■ **TASK PROMPT**
Return the records in full, exactly as given.

Entries from a dataset
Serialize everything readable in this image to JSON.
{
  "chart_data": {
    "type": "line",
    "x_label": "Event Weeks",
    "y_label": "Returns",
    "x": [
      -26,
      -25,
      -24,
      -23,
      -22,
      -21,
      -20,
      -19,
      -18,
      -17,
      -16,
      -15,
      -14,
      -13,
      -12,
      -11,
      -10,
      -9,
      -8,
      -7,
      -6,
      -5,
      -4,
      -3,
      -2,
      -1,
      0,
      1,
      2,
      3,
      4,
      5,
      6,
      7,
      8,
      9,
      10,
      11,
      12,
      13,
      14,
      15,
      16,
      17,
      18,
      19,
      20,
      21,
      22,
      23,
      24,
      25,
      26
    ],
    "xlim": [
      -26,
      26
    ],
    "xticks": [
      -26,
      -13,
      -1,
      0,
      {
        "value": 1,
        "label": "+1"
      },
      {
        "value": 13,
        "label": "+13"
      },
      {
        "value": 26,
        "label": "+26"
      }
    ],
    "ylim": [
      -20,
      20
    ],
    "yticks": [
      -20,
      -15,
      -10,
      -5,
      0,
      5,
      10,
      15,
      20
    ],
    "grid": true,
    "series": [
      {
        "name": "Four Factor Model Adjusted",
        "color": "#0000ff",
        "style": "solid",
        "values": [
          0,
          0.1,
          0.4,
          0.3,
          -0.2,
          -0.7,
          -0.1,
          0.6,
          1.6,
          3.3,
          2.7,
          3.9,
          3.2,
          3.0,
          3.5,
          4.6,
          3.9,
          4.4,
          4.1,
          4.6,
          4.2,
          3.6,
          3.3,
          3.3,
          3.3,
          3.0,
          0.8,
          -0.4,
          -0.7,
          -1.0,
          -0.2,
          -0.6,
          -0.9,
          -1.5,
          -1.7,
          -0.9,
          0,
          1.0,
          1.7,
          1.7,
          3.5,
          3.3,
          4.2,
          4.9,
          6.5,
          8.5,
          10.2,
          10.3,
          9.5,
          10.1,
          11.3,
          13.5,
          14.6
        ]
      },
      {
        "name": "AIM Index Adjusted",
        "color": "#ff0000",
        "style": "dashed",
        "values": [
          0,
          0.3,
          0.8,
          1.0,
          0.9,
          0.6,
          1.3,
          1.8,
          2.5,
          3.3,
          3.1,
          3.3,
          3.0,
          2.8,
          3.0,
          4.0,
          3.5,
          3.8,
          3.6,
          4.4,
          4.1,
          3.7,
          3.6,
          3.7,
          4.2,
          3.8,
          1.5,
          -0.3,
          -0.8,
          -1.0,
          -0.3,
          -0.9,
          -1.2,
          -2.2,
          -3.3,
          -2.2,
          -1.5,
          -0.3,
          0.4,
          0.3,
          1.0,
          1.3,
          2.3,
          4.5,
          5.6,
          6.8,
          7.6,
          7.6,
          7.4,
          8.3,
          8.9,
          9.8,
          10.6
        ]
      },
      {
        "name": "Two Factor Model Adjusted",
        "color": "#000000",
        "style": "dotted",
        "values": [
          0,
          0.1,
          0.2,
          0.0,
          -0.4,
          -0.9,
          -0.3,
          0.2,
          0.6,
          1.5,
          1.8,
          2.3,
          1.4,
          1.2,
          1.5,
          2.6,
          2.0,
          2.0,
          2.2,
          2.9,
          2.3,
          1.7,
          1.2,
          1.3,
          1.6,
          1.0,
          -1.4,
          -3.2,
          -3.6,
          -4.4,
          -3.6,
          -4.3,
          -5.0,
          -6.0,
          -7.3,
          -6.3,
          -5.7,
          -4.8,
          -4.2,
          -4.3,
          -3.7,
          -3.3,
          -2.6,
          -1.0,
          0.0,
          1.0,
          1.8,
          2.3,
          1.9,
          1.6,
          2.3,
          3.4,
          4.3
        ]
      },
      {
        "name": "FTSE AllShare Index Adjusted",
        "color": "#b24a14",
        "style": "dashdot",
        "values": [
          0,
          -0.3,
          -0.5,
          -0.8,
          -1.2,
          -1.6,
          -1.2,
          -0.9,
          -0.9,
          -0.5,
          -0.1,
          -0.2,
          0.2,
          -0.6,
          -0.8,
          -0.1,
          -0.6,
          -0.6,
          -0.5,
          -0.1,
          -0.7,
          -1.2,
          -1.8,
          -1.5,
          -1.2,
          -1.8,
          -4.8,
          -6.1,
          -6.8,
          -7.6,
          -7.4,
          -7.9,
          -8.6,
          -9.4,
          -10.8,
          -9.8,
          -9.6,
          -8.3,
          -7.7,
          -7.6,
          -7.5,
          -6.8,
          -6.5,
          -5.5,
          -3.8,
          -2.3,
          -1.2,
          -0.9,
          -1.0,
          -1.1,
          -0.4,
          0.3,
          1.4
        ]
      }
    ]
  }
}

■ **ANSWER TO THE EXERCISE**
Serialize everything readable in this image to JSON.
{
  "chart_data": {
    "type": "line",
    "x_label": "Event Weeks",
    "y_label": "Returns",
    "x": [
      -26,
      -25,
      -24,
      -23,
      -22,
      -21,
      -20,
      -19,
      -18,
      -17,
      -16,
      -15,
      -14,
      -13,
      -12,
      -11,
      -10,
      -9,
      -8,
      -7,
      -6,
      -5,
      -4,
      -3,
      -2,
      -1,
      0,
      1,
      2,
      3,
      4,
      5,
      6,
      7,
      8,
      9,
      10,
      11,
      12,
      13,
      14,
      15,
      16,
      17,
      18,
      19,
      20,
      21,
      22,
      23,
      24,
      25,
      26
    ],
    "xlim": [
      -26,
      26
    ],
    "xticks": [
      -26,
      -13,
      -1,
      0,
      {
        "value": 1,
        "label": "+1"
      },
      {
        "value": 13,
        "label": "+13"
      },
      {
        "value": 26,
        "label": "+26"
      }
    ],
    "ylim": [
      -20,
      20
    ],
    "yticks": [
      -20,
      -15,
      -10,
      -5,
      0,
      5,
      10,
      15,
      20
    ],
    "grid": true,
    "series": [
      {
        "name": "Four Factor Model Adjusted",
        "color": "#0000ff",
        "style": "solid",
        "values": [
          0,
          0.1,
          0.4,
          0.3,
          -0.2,
          -0.7,
          -0.1,
          0.6,
          1.6,
          3.3,
          2.7,
          3.9,
          3.2,
          3.0,
          3.5,
          4.6,
          3.9,
          4.4,
          4.1,
          4.6,
          4.2,
          3.6,
          3.3,
          3.3,
          3.3,
          3.0,
          0.8,
          -0.4,
          -0.7,
          -1.0,
          -0.2,
          -0.6,
          -0.9,
          -1.5,
          -1.7,
          -0.9,
          0,
          1.0,
          1.7,
          1.7,
          3.5,
          3.3,
          4.2,
          4.9,
          6.5,
          8.5,
          10.2,
          10.3,
          9.5,
          10.1,
          11.3,
          13.5,
          14.6
        ]
      },
      {
        "name": "AIM Index Adjusted",
        "color": "#ff0000",
        "style": "dashed",
        "values": [
          0,
          0.3,
          0.8,
          1.0,
          0.9,
          0.6,
          1.3,
          1.8,
          2.5,
          3.3,
          3.1,
          3.3,
          3.0,
          2.8,
          3.0,
          4.0,
          3.5,
          3.8,
          3.6,
          4.4,
          4.1,
          3.7,
          3.6,
          3.7,
          4.2,
          3.8,
          1.5,
          -0.3,
          -0.8,
          -1.0,
          -0.3,
          -0.9,
          -1.2,
          -2.2,
          -3.3,
          -2.2,
          -1.5,
          -0.3,
          0.4,
          0.3,
          1.0,
          1.3,
          2.3,
          4.5,
          5.6,
          6.8,
          7.6,
          7.6,
          7.4,
          8.3,
          8.9,
          9.8,
          10.6
        ]
      },
      {
        "name": "Two Factor Model Adjusted",
        "color": "#000000",
        "style": "dotted",
        "values": [
          0,
          0.1,
          0.2,
          0.0,
          -0.4,
          -0.9,
          -0.3,
          0.2,
          0.6,
          1.5,
          1.8,
          2.3,
          1.4,
          1.2,
          1.5,
          2.6,
          2.0,
          2.0,
          2.2,
          2.9,
          2.3,
          1.7,
          1.2,
          1.3,
          1.6,
          1.0,
          -1.4,
          -3.2,
          -3.6,
          -4.4,
          -3.6,
          -4.3,
          -5.0,
          -6.0,
          -7.3,
          -6.3,
          -5.7,
          -4.8,
          -4.2,
          -4.3,
          -3.7,
          -3.3,
          -2.6,
          -1.0,
          0.0,
          1.0,
          1.8,
          2.3,
          1.9,
          1.6,
          2.3,
          3.4,
          4.3
        ]
      },
      {
        "name": "FTSE AllShare Index Adjusted",
        "color": "#b24a14",
        "style": "dashdot",
        "values": [
          0,
          -0.3,
          -0.5,
          -0.8,
          -1.2,
          -1.6,
          -1.2,
          -0.9,
          -0.9,
          -0.5,
          -0.1,
          -0.2,
          0.2,
          -0.6,
          -0.8,
          -0.1,
          -0.6,
          -0.6,
          -0.5,
          -0.1,
          -0.7,
          -1.2,
          -1.8,
          -1.5,
          -1.2,
          -1.8,
          -4.8,
          -6.1,
          -6.8,
          -7.6,
          -7.4,
          -7.9,
          -8.6,
          -9.4,
          -10.8,
          -9.8,
          -9.6,
          -8.3,
          -7.7,
          -7.6,
          -7.5,
          -6.8,
          -6.5,
          -5.5,
          -3.8,
          -2.3,
          -1.2,
          -0.9,
          -1.0,
          -1.1,
          -0.4,
          0.3,
          1.4
        ]
      }
    ]
  }
}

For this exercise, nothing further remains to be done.